==== Dataset extract

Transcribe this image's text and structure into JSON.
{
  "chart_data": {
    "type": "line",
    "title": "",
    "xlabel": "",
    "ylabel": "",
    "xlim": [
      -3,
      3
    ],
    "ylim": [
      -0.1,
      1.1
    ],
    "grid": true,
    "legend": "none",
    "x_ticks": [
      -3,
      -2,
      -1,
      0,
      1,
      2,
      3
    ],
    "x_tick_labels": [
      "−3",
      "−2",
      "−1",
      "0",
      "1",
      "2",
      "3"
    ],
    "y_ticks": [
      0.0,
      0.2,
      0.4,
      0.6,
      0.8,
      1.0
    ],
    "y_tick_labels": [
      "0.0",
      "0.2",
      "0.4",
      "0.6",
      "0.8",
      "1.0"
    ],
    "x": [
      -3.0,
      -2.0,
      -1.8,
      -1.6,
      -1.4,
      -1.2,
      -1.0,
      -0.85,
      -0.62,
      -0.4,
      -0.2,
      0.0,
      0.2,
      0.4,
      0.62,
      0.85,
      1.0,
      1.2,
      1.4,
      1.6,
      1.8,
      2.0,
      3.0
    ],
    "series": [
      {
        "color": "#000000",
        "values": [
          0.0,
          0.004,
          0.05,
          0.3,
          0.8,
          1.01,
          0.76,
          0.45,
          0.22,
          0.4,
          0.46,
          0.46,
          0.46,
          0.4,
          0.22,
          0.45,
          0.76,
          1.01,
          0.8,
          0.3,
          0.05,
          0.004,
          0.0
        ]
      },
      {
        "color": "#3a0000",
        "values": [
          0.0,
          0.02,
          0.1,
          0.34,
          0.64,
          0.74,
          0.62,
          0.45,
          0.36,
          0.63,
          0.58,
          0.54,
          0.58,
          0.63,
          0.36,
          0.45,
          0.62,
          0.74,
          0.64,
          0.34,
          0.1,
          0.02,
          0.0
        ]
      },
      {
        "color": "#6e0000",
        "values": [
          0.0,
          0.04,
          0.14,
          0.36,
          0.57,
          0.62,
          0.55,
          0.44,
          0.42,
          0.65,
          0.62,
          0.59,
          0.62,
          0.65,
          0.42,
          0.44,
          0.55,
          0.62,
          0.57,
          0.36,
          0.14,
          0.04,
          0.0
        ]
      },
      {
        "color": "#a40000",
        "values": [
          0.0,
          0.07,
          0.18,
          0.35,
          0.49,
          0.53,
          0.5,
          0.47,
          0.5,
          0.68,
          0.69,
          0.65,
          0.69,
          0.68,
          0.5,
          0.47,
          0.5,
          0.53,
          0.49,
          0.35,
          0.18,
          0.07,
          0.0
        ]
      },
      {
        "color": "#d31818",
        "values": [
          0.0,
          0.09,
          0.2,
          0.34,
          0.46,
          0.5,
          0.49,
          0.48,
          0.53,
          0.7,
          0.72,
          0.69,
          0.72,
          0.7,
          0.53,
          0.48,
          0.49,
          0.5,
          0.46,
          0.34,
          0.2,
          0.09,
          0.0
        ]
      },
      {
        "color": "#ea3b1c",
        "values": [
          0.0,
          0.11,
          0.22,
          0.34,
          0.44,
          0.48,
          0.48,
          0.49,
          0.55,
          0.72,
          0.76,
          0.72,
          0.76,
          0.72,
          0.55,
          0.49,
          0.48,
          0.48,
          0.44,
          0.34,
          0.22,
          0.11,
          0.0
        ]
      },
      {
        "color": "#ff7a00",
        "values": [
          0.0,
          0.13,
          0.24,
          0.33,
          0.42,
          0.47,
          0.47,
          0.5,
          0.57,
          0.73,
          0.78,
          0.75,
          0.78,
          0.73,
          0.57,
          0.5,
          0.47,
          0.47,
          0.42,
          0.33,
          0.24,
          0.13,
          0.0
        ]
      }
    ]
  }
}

========

▶ **Task prompt**: Output the listing above without altering a single character.

▶ **Written answer**:
Transcribe this image's text and structure into JSON.
{
  "chart_data": {
    "type": "line",
    "title": "",
    "xlabel": "",
    "ylabel": "",
    "xlim": [
      -3,
      3
    ],
    "ylim": [
      -0.1,
      1.1
    ],
    "grid": true,
    "legend": "none",
    "x_ticks": [
      -3,
      -2,
      -1,
      0,
      1,
      2,
      3
    ],
    "x_tick_labels": [
      "−3",
      "−2",
      "−1",
      "0",
      "1",
      "2",
      "3"
    ],
    "y_ticks": [
      0.0,
      0.2,
      0.4,
      0.6,
      0.8,
      1.0
    ],
    "y_tick_labels": [
      "0.0",
      "0.2",
      "0.4",
      "0.6",
      "0.8",
      "1.0"
    ],
    "x": [
      -3.0,
      -2.0,
      -1.8,
      -1.6,
      -1.4,
      -1.2,
      -1.0,
      -0.85,
      -0.62,
      -0.4,
      -0.2,
      0.0,
      0.2,
      0.4,
      0.62,
      0.85,
      1.0,
      1.2,
      1.4,
      1.6,
      1.8,
      2.0,
      3.0
    ],
    "series": [
      {
        "color": "#000000",
        "values": [
          0.0,
          0.004,
          0.05,
          0.3,
          0.8,
          1.01,
          0.76,
          0.45,
          0.22,
          0.4,
          0.46,
          0.46,
          0.46,
          0.4,
          0.22,
          0.45,
          0.76,
          1.01,
          0.8,
          0.3,
          0.05,
          0.004,
          0.0
        ]
      },
      {
        "color": "#3a0000",
        "values": [
          0.0,
          0.02,
          0.1,
          0.34,
          0.64,
          0.74,
          0.62,
          0.45,
          0.36,
          0.63,
          0.58,
          0.54,
          0.58,
          0.63,
          0.36,
          0.45,
          0.62,
          0.74,
          0.64,
          0.34,
          0.1,
          0.02,
          0.0
        ]
      },
      {
        "color": "#6e0000",
        "values": [
          0.0,
          0.04,
          0.14,
          0.36,
          0.57,
          0.62,
          0.55,
          0.44,
          0.42,
          0.65,
          0.62,
          0.59,
          0.62,
          0.65,
          0.42,
          0.44,
          0.55,
          0.62,
          0.57,
          0.36,
          0.14,
          0.04,
          0.0
        ]
      },
      {
        "color": "#a40000",
        "values": [
          0.0,
          0.07,
          0.18,
          0.35,
          0.49,
          0.53,
          0.5,
          0.47,
          0.5,
          0.68,
          0.69,
          0.65,
          0.69,
          0.68,
          0.5,
          0.47,
          0.5,
          0.53,
          0.49,
          0.35,
          0.18,
          0.07,
          0.0
        ]
      },
      {
        "color": "#d31818",
        "values": [
          0.0,
          0.09,
          0.2,
          0.34,
          0.46,
          0.5,
          0.49,
          0.48,
          0.53,
          0.7,
          0.72,
          0.69,
          0.72,
          0.7,
          0.53,
          0.48,
          0.49,
          0.5,
          0.46,
          0.34,
          0.2,
          0.09,
          0.0
        ]
      },
      {
        "color": "#ea3b1c",
        "values": [
          0.0,
          0.11,
          0.22,
          0.34,
          0.44,
          0.48,
          0.48,
          0.49,
          0.55,
          0.72,
          0.76,
          0.72,
          0.76,
          0.72,
          0.55,
          0.49,
          0.48,
          0.48,
          0.44,
          0.34,
          0.22,
          0.11,
          0.0
        ]
      },
      {
        "color": "#ff7a00",
        "values": [
          0.0,
          0.13,
          0.24,
          0.33,
          0.42,
          0.47,
          0.47,
          0.5,
          0.57,
          0.73,
          0.78,
          0.75,
          0.78,
          0.73,
          0.57,
          0.5,
          0.47,
          0.47,
          0.42,
          0.33,
          0.24,
          0.13,
          0.0
        ]
      }
    ]
  }
}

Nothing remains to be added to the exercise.